--- START RECORDS PROVIDED ---

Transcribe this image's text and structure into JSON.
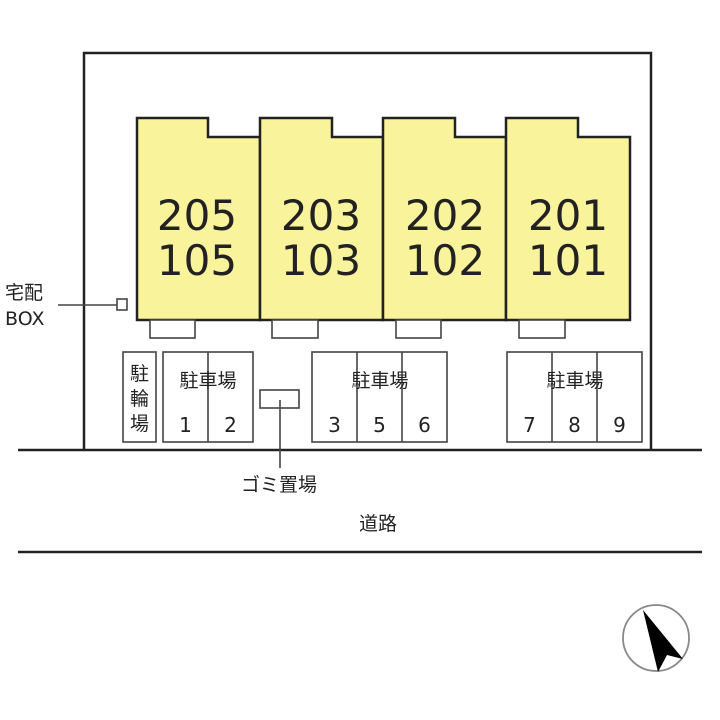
{
  "units": [
    {
      "upper": "205",
      "lower": "105"
    },
    {
      "upper": "203",
      "lower": "103"
    },
    {
      "upper": "202",
      "lower": "102"
    },
    {
      "upper": "201",
      "lower": "101"
    }
  ],
  "delivery_box": {
    "line1": "宅配",
    "line2": "BOX"
  },
  "bicycle_parking": {
    "c1": "駐",
    "c2": "輪",
    "c3": "場"
  },
  "parking": [
    {
      "label": "駐車場",
      "spaces": [
        "1",
        "2"
      ]
    },
    {
      "label": "駐車場",
      "spaces": [
        "3",
        "5",
        "6"
      ]
    },
    {
      "label": "駐車場",
      "spaces": [
        "7",
        "8",
        "9"
      ]
    }
  ],
  "garbage_area": "ゴミ置場",
  "road": "道路",
  "colors": {
    "building": "#f9f39c",
    "line": "#222222"
  }
}
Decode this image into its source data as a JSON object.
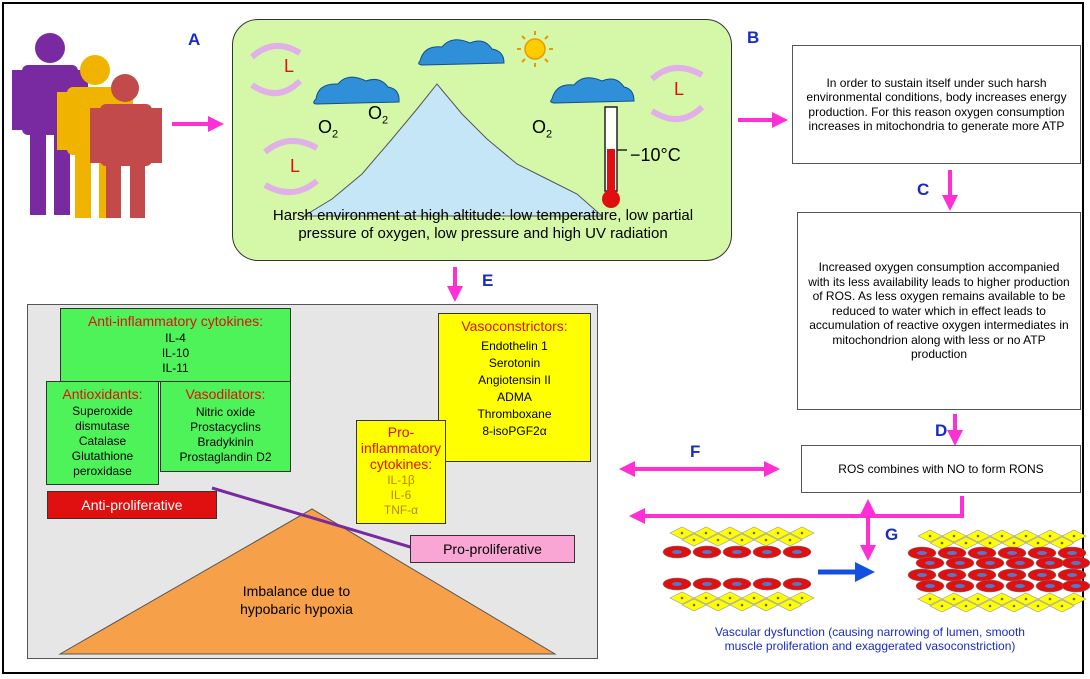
{
  "labels": {
    "a": "A",
    "b": "B",
    "c": "C",
    "d": "D",
    "e": "E",
    "f": "F",
    "g": "G"
  },
  "environment": {
    "caption": "Harsh environment at high altitude: low temperature, low partial pressure of oxygen, low pressure and high UV radiation",
    "o2_1": "O",
    "o2_2": "O",
    "o2_3": "O",
    "o2_sub": "2",
    "temperature": "−10°C",
    "cycle_label": "L",
    "colors": {
      "panel": "#d4f7a8",
      "cloud": "#2f8fd8",
      "mountain": "#c4e6f7",
      "sun": "#ffcc00"
    }
  },
  "box_b": "In order to sustain  itself under such harsh environmental conditions, body increases energy production. For this reason oxygen consumption increases in mitochondria to generate more ATP",
  "box_c": "Increased oxygen consumption accompanied with its less availability leads to higher production of ROS. As less oxygen remains available to be reduced to water which in effect leads to accumulation of reactive oxygen intermediates in mitochondrion along with less or no ATP production",
  "box_d": "ROS combines with NO to form RONS",
  "anti_inflammatory": {
    "title": "Anti-inflammatory cytokines:",
    "items": [
      "IL-4",
      "IL-10",
      "IL-11"
    ]
  },
  "antioxidants": {
    "title": "Antioxidants:",
    "items": [
      "Superoxide",
      "dismutase",
      "Catalase",
      "Glutathione",
      "peroxidase"
    ]
  },
  "vasodilators": {
    "title": "Vasodilators:",
    "items": [
      "Nitric oxide",
      "Prostacyclins",
      "Bradykinin",
      "Prostaglandin D2"
    ]
  },
  "vasoconstrictors": {
    "title": "Vasoconstrictors:",
    "items": [
      "Endothelin 1",
      "Serotonin",
      "Angiotensin II",
      "ADMA",
      "Thromboxane",
      "8-isoPGF2α"
    ]
  },
  "pro_inflammatory": {
    "title_lines": [
      "Pro-",
      "inflammatory",
      "cytokines:"
    ],
    "items": [
      "IL-1β",
      "IL-6",
      "TNF-α"
    ]
  },
  "anti_proliferative": "Anti-proliferative",
  "pro_proliferative": "Pro-proliferative",
  "imbalance": "Imbalance due to hypobaric hypoxia",
  "vascular": "Vascular dysfunction (causing narrowing of lumen, smooth muscle proliferation and exaggerated vasoconstriction)",
  "colors": {
    "arrow": "#ff2fd6",
    "blue_label": "#1a2bc4",
    "green_box": "#4ef35a",
    "yellow_box": "#ffff00",
    "red_box": "#e01010",
    "pink_box": "#f9a6d4",
    "triangle": "#f7a04a",
    "grey_panel": "#e6e6e6"
  },
  "people_colors": [
    "#7a2aa0",
    "#f0b400",
    "#c24a4a"
  ]
}
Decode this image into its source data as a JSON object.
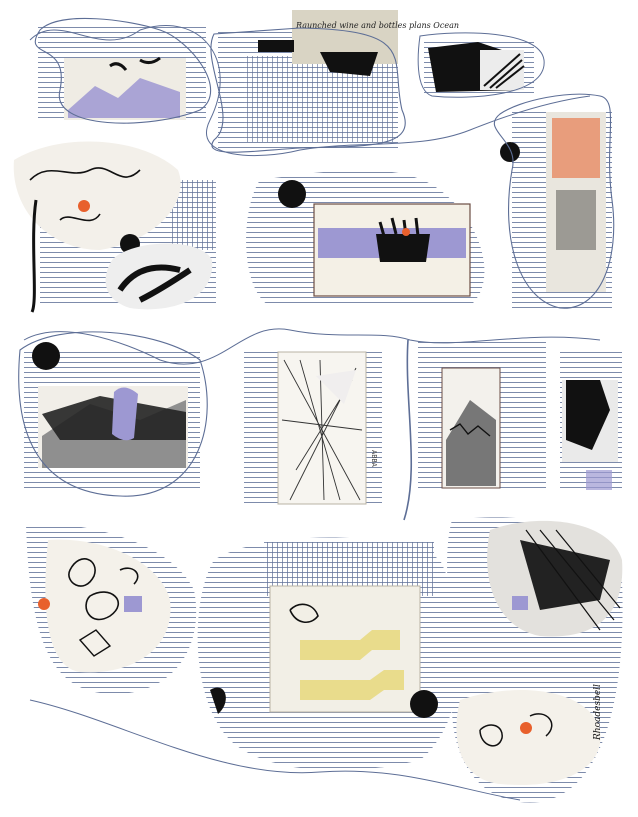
{
  "artwork": {
    "handwritten_note": "Raunched wine and bottles plans Ocean",
    "signature": "Rhoadesbell",
    "stamp_text": "ABBA"
  },
  "palette": {
    "background": "#ffffff",
    "ruled_line": "#5d6e96",
    "ink": "#111111",
    "lavender": "#9d98d2",
    "orange": "#e8602c",
    "yellow": "#e9dc8c",
    "gray_wash": "#8f8f8f",
    "paper": "#f4f0e6"
  },
  "icons": [
    "black-dot-icon",
    "orange-dot-icon",
    "lavender-square-icon"
  ]
}
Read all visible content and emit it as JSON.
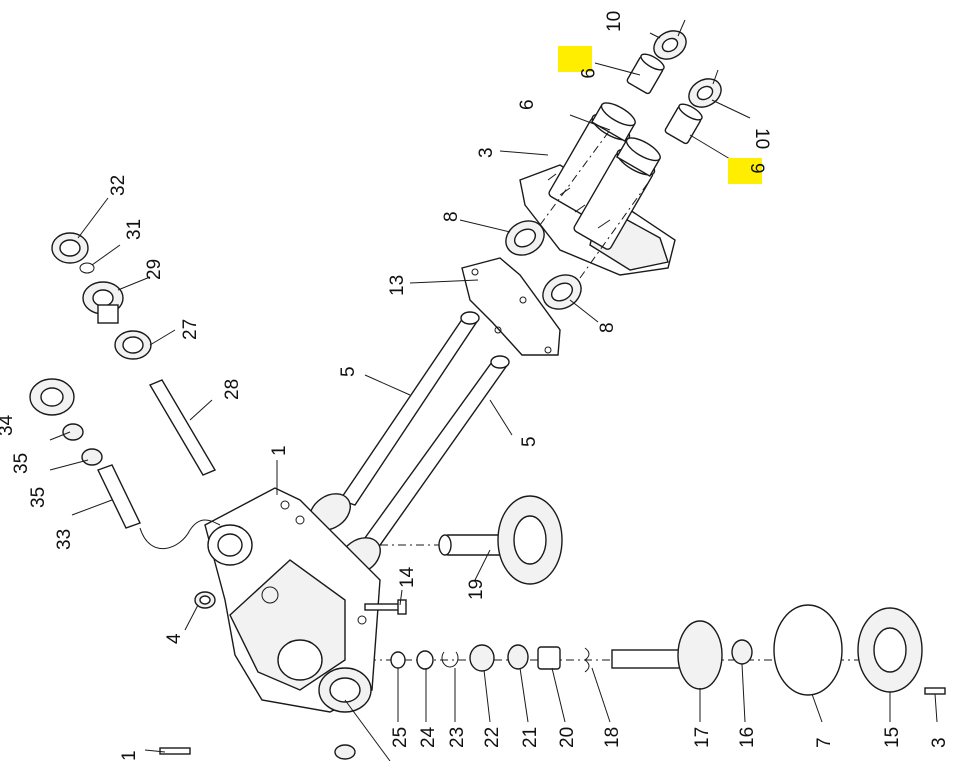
{
  "colors": {
    "highlight": "#ffee00",
    "line": "#1a1a1a",
    "background": "#ffffff"
  },
  "labels": {
    "p1_top": "1",
    "p1_bottom": "1",
    "p3_top": "3",
    "p3_bottom": "3",
    "p4": "4",
    "p5_left": "5",
    "p5_right": "5",
    "p6": "6",
    "p7": "7",
    "p8_left": "8",
    "p8_right": "8",
    "p9_top": "9",
    "p9_bottom": "9",
    "p10_top": "10",
    "p10_bottom": "10",
    "p13": "13",
    "p14": "14",
    "p15": "15",
    "p16": "16",
    "p17": "17",
    "p18": "18",
    "p19": "19",
    "p20": "20",
    "p21": "21",
    "p22": "22",
    "p23": "23",
    "p24": "24",
    "p25": "25",
    "p27": "27",
    "p28": "28",
    "p29": "29",
    "p31": "31",
    "p32": "32",
    "p33": "33",
    "p34": "34",
    "p35_top": "35",
    "p35_bottom": "35"
  }
}
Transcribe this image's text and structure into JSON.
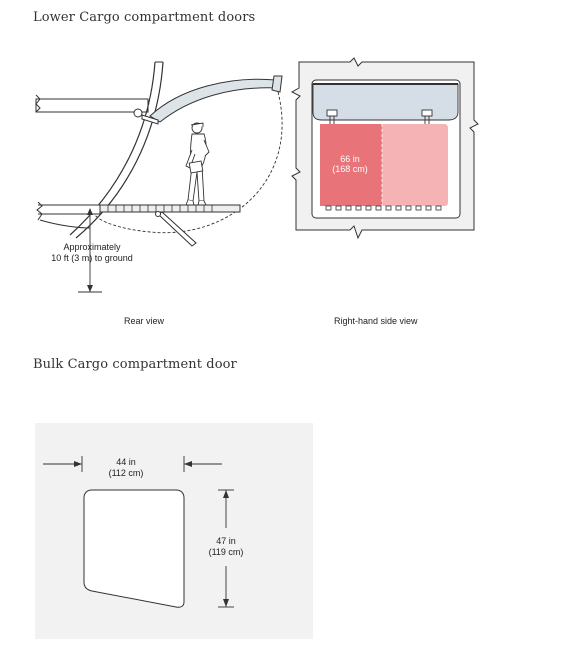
{
  "section1": {
    "title": "Lower Cargo compartment doors",
    "rear_view": {
      "caption": "Rear view",
      "annotation_line1": "Approximately",
      "annotation_line2": "10 ft (3 m) to ground"
    },
    "side_view": {
      "caption": "Right-hand side view",
      "door_width_line1": "66 in",
      "door_width_line2": "(168 cm)"
    }
  },
  "section2": {
    "title": "Bulk Cargo compartment door",
    "width_line1": "44 in",
    "width_line2": "(112 cm)",
    "height_line1": "47 in",
    "height_line2": "(119 cm)"
  },
  "colors": {
    "door_dark": "#e8747a",
    "door_light": "#f6b3b5",
    "panel_blue": "#d5dee6",
    "frame_gray": "#f0f0f0"
  }
}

--- END RECORDS PROVIDED ---

• **WRITTEN INSTRUCTION**: In the listing, find every line with the word "ffffff" and state how many there are, nothing more.

• **SOLUTION TO THE EXERCISE**: 2